§ DATA SHOWN:
+ + + +

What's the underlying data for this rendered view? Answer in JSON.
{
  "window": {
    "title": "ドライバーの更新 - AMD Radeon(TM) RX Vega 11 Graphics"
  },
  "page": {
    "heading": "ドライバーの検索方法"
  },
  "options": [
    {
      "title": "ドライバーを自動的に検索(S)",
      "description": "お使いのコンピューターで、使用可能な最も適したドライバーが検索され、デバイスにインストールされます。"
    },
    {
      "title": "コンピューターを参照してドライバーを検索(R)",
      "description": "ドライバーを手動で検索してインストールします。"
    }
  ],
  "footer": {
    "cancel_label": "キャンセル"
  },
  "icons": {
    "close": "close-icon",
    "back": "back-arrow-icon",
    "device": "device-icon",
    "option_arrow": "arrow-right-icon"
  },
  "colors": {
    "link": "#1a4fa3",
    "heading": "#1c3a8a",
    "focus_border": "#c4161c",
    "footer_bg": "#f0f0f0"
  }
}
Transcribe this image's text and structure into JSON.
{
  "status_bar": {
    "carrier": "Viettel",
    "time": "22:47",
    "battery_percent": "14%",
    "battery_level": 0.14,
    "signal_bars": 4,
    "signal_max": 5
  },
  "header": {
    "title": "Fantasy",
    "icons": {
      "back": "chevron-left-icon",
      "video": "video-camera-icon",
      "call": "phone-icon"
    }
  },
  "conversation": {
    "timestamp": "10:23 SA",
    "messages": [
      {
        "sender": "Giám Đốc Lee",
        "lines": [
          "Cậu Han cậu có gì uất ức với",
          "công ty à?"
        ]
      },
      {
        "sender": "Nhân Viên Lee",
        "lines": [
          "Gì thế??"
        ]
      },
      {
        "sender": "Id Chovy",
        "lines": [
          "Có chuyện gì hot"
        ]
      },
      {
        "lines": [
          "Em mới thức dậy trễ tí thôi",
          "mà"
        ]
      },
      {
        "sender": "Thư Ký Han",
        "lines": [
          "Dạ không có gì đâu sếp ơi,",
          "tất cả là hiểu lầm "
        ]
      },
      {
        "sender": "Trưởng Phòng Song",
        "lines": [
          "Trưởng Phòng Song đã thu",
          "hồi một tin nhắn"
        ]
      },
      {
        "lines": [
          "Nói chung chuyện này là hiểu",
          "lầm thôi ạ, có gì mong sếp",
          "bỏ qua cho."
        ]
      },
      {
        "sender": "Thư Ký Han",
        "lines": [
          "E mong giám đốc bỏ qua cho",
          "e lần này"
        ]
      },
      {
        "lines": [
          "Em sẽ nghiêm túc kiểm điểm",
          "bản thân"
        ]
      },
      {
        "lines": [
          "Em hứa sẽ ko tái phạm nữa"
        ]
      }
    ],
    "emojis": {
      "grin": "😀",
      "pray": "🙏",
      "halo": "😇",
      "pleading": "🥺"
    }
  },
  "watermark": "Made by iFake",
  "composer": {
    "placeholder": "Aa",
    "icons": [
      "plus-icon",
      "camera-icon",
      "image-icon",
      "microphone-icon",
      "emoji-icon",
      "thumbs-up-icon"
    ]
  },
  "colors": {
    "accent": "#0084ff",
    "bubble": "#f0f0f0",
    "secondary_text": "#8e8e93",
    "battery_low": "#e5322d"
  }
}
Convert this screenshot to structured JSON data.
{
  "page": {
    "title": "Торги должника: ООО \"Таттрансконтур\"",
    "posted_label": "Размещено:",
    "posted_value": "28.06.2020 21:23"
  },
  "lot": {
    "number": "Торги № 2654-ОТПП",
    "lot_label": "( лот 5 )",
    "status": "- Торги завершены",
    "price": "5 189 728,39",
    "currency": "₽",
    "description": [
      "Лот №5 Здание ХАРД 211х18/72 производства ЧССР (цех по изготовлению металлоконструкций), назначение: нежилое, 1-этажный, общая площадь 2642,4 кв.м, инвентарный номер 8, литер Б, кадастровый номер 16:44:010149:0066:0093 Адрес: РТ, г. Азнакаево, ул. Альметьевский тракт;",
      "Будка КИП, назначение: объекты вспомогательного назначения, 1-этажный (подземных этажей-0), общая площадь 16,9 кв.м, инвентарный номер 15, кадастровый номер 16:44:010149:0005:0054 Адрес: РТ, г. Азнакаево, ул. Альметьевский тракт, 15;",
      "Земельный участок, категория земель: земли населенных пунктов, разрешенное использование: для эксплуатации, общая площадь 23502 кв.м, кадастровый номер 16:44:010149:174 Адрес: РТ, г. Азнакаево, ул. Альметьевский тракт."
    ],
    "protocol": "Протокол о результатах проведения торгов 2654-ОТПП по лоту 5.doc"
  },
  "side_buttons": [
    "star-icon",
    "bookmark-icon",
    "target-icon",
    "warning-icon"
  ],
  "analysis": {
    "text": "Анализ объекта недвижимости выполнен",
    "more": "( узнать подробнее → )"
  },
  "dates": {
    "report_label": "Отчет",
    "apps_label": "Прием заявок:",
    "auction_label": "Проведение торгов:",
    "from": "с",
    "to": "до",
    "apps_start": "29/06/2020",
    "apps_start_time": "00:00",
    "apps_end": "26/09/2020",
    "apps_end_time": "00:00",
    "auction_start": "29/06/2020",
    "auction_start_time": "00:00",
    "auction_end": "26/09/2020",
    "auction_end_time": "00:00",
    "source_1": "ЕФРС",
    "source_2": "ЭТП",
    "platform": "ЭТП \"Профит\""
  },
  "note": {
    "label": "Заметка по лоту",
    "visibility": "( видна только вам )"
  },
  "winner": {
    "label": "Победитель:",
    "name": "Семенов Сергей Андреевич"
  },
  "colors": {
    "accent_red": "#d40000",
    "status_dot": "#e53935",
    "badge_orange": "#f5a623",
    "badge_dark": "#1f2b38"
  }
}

+ + + +

§ CHALLENGE:
Give only the number of lines in the entries above that hold the string "назначение".

§ ANSWER BELOW:
2